**Work required**
Leave out the pictures and transcribe everything else exactly.

**Supplied data**
<<<<

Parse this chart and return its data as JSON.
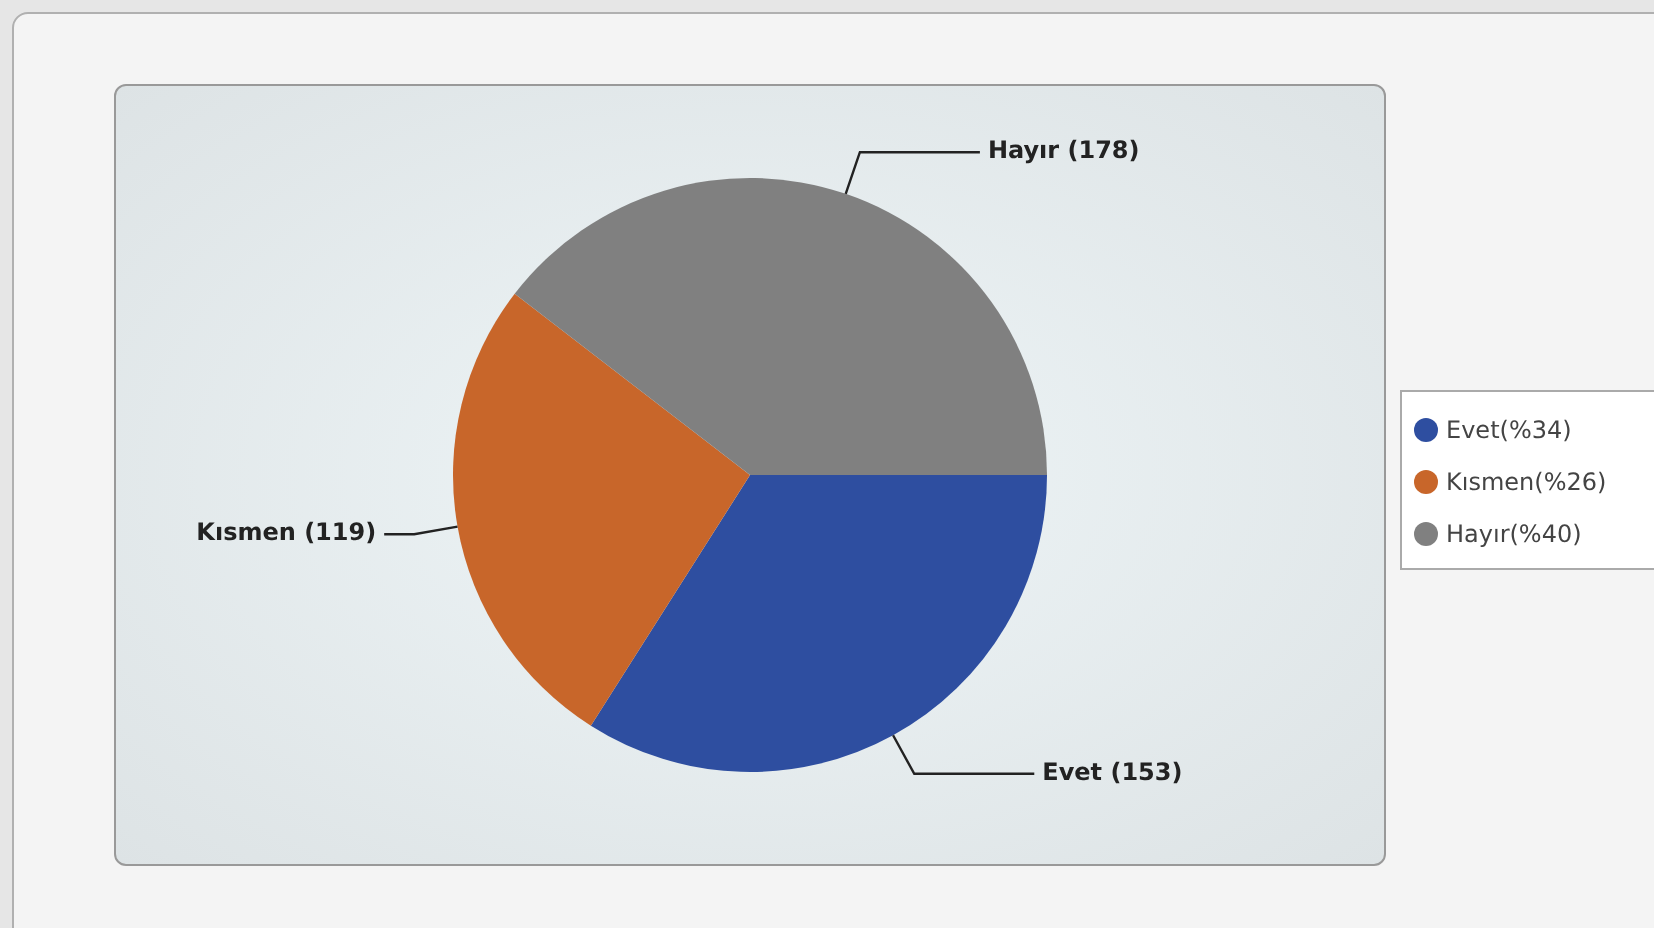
{
  "chart_data": {
    "type": "pie",
    "categories": [
      "Evet(%34)",
      "Kısmen(%26)",
      "Hayır(%40)"
    ],
    "values": [
      153,
      119,
      178
    ],
    "colors": [
      "#2e4ea0",
      "#c8662a",
      "#808080"
    ],
    "value_labels": [
      "Evet (153)",
      "Kısmen (119)",
      "Hayır (178)"
    ],
    "legend": "right"
  }
}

>>>>

**Written solution**
Parse this chart and return its data as JSON.
{
  "chart_data": {
    "type": "pie",
    "categories": [
      "Evet(%34)",
      "Kısmen(%26)",
      "Hayır(%40)"
    ],
    "values": [
      153,
      119,
      178
    ],
    "colors": [
      "#2e4ea0",
      "#c8662a",
      "#808080"
    ],
    "value_labels": [
      "Evet (153)",
      "Kısmen (119)",
      "Hayır (178)"
    ],
    "legend": "right"
  }
}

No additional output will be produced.